begin Given information
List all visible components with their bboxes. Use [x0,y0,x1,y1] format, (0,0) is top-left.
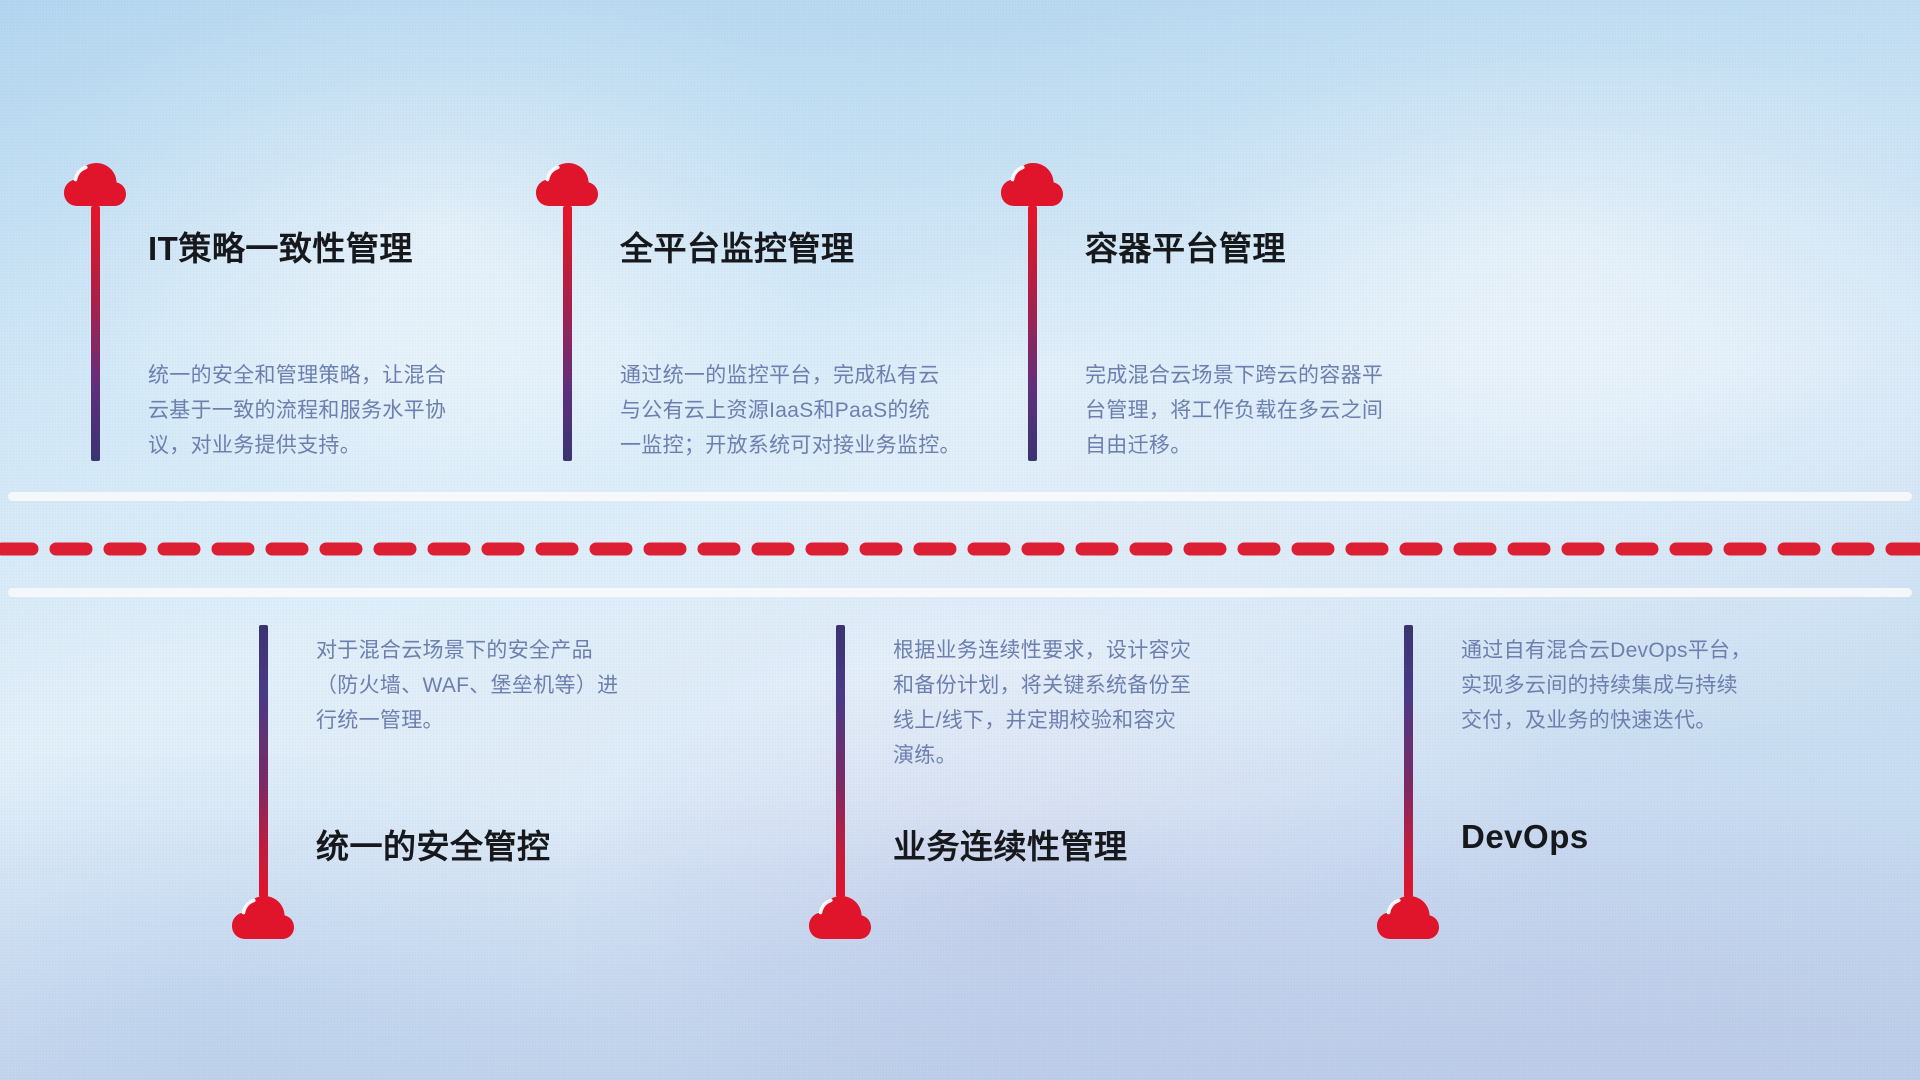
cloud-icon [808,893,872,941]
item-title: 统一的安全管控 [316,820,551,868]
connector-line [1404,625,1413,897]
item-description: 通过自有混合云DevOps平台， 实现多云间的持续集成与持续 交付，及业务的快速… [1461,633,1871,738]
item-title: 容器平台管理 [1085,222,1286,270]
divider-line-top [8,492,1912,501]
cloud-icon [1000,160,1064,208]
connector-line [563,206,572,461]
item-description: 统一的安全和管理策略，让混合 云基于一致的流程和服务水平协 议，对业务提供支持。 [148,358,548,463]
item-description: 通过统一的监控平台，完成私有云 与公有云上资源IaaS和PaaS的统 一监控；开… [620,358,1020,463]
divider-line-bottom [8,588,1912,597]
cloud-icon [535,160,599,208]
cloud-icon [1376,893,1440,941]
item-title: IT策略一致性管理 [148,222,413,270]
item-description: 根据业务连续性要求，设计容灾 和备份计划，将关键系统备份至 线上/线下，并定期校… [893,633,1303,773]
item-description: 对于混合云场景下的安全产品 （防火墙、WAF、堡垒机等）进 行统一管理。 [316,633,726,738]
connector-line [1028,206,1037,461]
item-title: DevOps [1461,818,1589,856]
end Given information
# Work to complete
Reproduce the records above line for line without changing anything, and leave out the picture.

# Solution for this task
List all visible components with their bboxes. Use [x0,y0,x1,y1] format, (0,0) is top-left.
cloud-icon [808,893,872,941]
item-title: 统一的安全管控 [316,820,551,868]
connector-line [1404,625,1413,897]
item-description: 通过自有混合云DevOps平台， 实现多云间的持续集成与持续 交付，及业务的快速… [1461,633,1871,738]
item-title: 容器平台管理 [1085,222,1286,270]
divider-line-top [8,492,1912,501]
cloud-icon [1000,160,1064,208]
connector-line [563,206,572,461]
item-description: 统一的安全和管理策略，让混合 云基于一致的流程和服务水平协 议，对业务提供支持。 [148,358,548,463]
item-description: 通过统一的监控平台，完成私有云 与公有云上资源IaaS和PaaS的统 一监控；开… [620,358,1020,463]
divider-line-bottom [8,588,1912,597]
cloud-icon [535,160,599,208]
cloud-icon [1376,893,1440,941]
item-title: IT策略一致性管理 [148,222,413,270]
item-description: 根据业务连续性要求，设计容灾 和备份计划，将关键系统备份至 线上/线下，并定期校… [893,633,1303,773]
item-description: 对于混合云场景下的安全产品 （防火墙、WAF、堡垒机等）进 行统一管理。 [316,633,726,738]
connector-line [1028,206,1037,461]
item-title: DevOps [1461,818,1589,856]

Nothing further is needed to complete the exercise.